*** Opening of Dataset ***

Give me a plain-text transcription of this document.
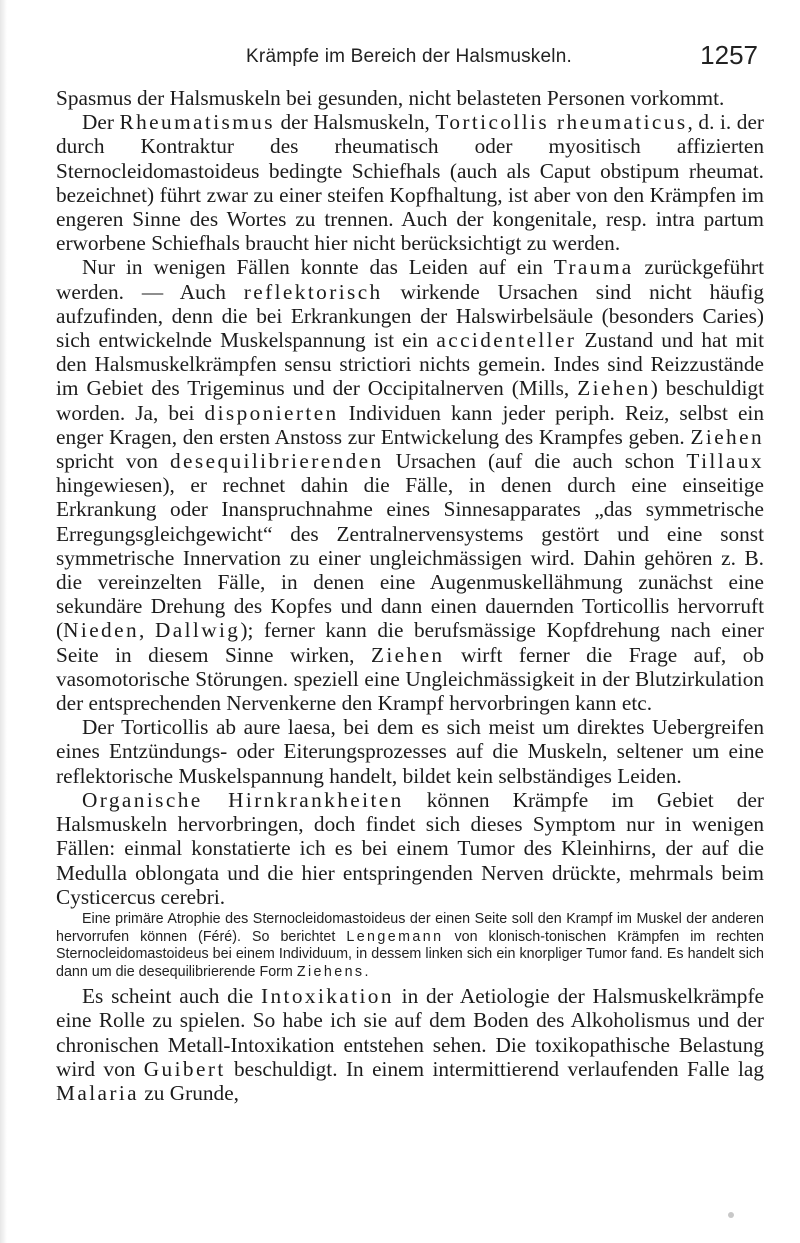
Krämpfe im Bereich der Halsmuskeln.	1257

Spasmus der Halsmuskeln bei gesunden, nicht belasteten Personen vorkommt.

Der Rheumatismus der Halsmuskeln, Torticollis rheumaticus, d. i. der durch Kontraktur des rheumatisch oder myositisch affizierten Sternocleidomastoideus bedingte Schiefhals (auch als Caput obstipum rheumat. bezeichnet) führt zwar zu einer steifen Kopfhaltung, ist aber von den Krämpfen im engeren Sinne des Wortes zu trennen. Auch der kongenitale, resp. intra partum erworbene Schiefhals braucht hier nicht berücksichtigt zu werden.

Nur in wenigen Fällen konnte das Leiden auf ein Trauma zurückgeführt werden. — Auch reflektorisch wirkende Ursachen sind nicht häufig aufzufinden, denn die bei Erkrankungen der Halswirbelsäule (besonders Caries) sich entwickelnde Muskelspannung ist ein accidenteller Zustand und hat mit den Halsmuskelkrämpfen sensu strictiori nichts gemein. Indes sind Reizzustände im Gebiet des Trigeminus und der Occipitalnerven (Mills, Ziehen) beschuldigt worden. Ja, bei disponierten Individuen kann jeder periph. Reiz, selbst ein enger Kragen, den ersten Anstoss zur Entwickelung des Krampfes geben. Ziehen spricht von desequilibrierenden Ursachen (auf die auch schon Tillaux hingewiesen), er rechnet dahin die Fälle, in denen durch eine einseitige Erkrankung oder Inanspruchnahme eines Sinnesapparates „das symmetrische Erregungsgleichgewicht“ des Zentralnervensystems gestört und eine sonst symmetrische Innervation zu einer ungleichmässigen wird. Dahin gehören z. B. die vereinzelten Fälle, in denen eine Augenmuskellähmung zunächst eine sekundäre Drehung des Kopfes und dann einen dauernden Torticollis hervorruft (Nieden, Dallwig); ferner kann die berufsmässige Kopfdrehung nach einer Seite in diesem Sinne wirken, Ziehen wirft ferner die Frage auf, ob vasomotorische Störungen. speziell eine Ungleichmässigkeit in der Blutzirkulation der entsprechenden Nervenkerne den Krampf hervorbringen kann etc.

Der Torticollis ab aure laesa, bei dem es sich meist um direktes Uebergreifen eines Entzündungs- oder Eiterungsprozesses auf die Muskeln, seltener um eine reflektorische Muskelspannung handelt, bildet kein selbständiges Leiden.

Organische Hirnkrankheiten können Krämpfe im Gebiet der Halsmuskeln hervorbringen, doch findet sich dieses Symptom nur in wenigen Fällen: einmal konstatierte ich es bei einem Tumor des Kleinhirns, der auf die Medulla oblongata und die hier entspringenden Nerven drückte, mehrmals beim Cysticercus cerebri.

Eine primäre Atrophie des Sternocleidomastoideus der einen Seite soll den Krampf im Muskel der anderen hervorrufen können (Féré). So berichtet Lengemann von klonisch-tonischen Krämpfen im rechten Sternocleidomastoideus bei einem Individuum, in dessem linken sich ein knorpliger Tumor fand. Es handelt sich dann um die desequilibrierende Form Ziehens.

Es scheint auch die Intoxikation in der Aetiologie der Halsmuskelkrämpfe eine Rolle zu spielen. So habe ich sie auf dem Boden des Alkoholismus und der chronischen Metall-Intoxikation entstehen sehen. Die toxikopathische Belastung wird von Guibert beschuldigt. In einem intermittierend verlaufenden Falle lag Malaria zu Grunde,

*** Close of Dataset ***

Requirement: Copy out every line above where "Tumor" is present.

Reply:
Organische Hirnkrankheiten können Krämpfe im Gebiet der Halsmuskeln hervorbringen, doch findet sich dieses Symptom nur in wenigen Fällen: einmal konstatierte ich es bei einem Tumor des Kleinhirns, der auf die Medulla oblongata und die hier entspringenden Nerven drückte, mehrmals beim Cysticercus cerebri.
Eine primäre Atrophie des Sternocleidomastoideus der einen Seite soll den Krampf im Muskel der anderen hervorrufen können (Féré). So berichtet Lengemann von klonisch-tonischen Krämpfen im rechten Sternocleidomastoideus bei einem Individuum, in dessem linken sich ein knorpliger Tumor fand. Es handelt sich dann um die desequilibrierende Form Ziehens.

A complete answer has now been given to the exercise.